→ Texte source
=-=-=
Les industriels et les agriculteurs, qui ont fait du lobbying à Bruxelles pour que les farines animales soient à nouveau autorisées, espèrent ainsi accéder à des sources de protéines bon marché. « Les pays d’Europe du Sud, en particulier l’Espagne, sont très demandeurs, car le cours du soja est au plus haut », estime Jean-Michel Serres, éleveur et président de la Fédération nationale porcine.
« Les industriels de l’alimentation animale souhaitent avoir accès aux PAT pour réduire les coûts. Mais c’est un leurre économique. À terme, le prix des protéines animales pourrait s’aligner sur le cours du soja », affirme au contraire Pierre Brosseau, éleveur de porcs et membre de la Confédération paysanne.
« Les fabricants d’aliments pour animaux pensent que c’est intéressant de pouvoir choisir entre différentes sources de protéines pour arbitrer en fonction de l’évolution des prix et d’avoir ainsi une souplesse de formulation des produits », explique Olivier Andrault, de l’association de consommateurs UFC-Que choisir.
=-=-=
Reprenez le texte sur la nouvelle autorisation des farines animales et poursuivez sa rédaction à la suite de sa dernière phrase.

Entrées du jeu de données
=-=-=
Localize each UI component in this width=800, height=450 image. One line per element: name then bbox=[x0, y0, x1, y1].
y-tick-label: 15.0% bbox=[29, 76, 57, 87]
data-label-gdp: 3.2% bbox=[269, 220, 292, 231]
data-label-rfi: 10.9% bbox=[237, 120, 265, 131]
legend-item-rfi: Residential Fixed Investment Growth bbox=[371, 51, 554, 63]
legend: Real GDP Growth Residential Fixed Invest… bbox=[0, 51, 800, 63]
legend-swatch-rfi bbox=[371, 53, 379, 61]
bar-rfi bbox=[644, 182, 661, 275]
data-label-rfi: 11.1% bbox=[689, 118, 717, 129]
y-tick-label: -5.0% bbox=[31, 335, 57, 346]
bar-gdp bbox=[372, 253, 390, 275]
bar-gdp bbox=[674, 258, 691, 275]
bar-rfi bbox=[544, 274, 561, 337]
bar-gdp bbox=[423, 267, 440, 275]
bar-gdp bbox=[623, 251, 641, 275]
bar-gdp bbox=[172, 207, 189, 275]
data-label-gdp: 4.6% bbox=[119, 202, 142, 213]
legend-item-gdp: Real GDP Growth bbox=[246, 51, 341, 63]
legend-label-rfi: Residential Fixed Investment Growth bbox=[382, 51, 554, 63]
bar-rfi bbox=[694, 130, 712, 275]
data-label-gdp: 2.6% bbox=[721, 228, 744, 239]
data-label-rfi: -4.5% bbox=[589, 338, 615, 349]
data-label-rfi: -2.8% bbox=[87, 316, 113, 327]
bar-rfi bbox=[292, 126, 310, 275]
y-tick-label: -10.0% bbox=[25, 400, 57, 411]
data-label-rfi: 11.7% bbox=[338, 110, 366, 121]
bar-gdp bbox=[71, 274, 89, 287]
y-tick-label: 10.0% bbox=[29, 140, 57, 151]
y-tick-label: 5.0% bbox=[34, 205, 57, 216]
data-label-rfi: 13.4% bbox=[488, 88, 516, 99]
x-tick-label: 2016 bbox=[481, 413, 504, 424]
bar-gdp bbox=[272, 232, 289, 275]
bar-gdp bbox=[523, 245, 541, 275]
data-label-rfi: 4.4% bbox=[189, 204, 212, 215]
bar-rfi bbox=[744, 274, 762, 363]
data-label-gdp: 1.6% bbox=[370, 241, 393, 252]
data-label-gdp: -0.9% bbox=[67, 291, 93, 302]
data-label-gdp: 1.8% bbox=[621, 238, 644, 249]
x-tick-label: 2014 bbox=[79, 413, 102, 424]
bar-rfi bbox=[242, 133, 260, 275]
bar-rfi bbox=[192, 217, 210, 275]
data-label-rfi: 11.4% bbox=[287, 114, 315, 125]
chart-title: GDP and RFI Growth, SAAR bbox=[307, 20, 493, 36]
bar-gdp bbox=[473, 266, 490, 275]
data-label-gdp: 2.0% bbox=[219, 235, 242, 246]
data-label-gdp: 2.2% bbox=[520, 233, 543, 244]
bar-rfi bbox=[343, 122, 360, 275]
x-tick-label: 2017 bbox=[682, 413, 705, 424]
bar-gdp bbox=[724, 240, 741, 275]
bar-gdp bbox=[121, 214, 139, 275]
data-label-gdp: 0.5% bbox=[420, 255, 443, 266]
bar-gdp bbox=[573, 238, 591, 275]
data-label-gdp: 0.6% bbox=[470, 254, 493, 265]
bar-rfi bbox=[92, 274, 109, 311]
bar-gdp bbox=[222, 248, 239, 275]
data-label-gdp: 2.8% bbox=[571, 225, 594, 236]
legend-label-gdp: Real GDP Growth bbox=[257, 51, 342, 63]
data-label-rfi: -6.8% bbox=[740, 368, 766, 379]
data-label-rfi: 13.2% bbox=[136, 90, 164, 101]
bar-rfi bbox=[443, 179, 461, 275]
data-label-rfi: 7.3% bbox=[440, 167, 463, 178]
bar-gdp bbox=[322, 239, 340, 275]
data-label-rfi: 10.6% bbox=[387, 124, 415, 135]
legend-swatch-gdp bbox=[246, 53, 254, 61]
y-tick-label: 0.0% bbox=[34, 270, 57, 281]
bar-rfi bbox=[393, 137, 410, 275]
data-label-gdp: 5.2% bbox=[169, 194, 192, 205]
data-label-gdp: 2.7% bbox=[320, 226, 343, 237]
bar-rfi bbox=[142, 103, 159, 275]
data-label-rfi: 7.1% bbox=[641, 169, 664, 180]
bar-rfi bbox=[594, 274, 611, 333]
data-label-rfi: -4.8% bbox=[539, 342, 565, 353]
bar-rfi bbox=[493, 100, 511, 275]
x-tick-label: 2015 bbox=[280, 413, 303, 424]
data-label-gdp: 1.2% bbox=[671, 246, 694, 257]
=-=-=
→ Réponse proposée
Quoi qu’il en soit, les grands industriels sont prêts. Comme Saria, par exemple, filiale du groupe allemand Rethmann, présent dans l’équarrissage et l’exploitation des sous-produits des abattoirs. Il vend aujourd’hui des protéines de poisson pour l’aquaculture et des PAT de porc et de volaille pour les fabricants de nourriture pour chiens et chats. Idem pour Glon Sanders, filiale de Sofiprotéol.
« HYPOCRISIE »
Les éleveurs sont aussi prêts à franchir le pas. « Il y a une forme d’hypocrisie, tout le monde veut bien en mettre mais sans être le premier », dit M. Brosseau, qui ajoute : « Pour ma part, je n’y serais pas opposé s’il y avait suffisamment de contrôles. Or si, pendant six mois, des industriels ont pu mettre de la viande de cheval à la place de la viande de bœuf, cela prouve qu’il y a une crise de la traçabilité. » Même prudence chez M. Serres : « Il y a quelques jours, je vous aurais parlé d’opportunité ou de risque de distorsion de concurrence.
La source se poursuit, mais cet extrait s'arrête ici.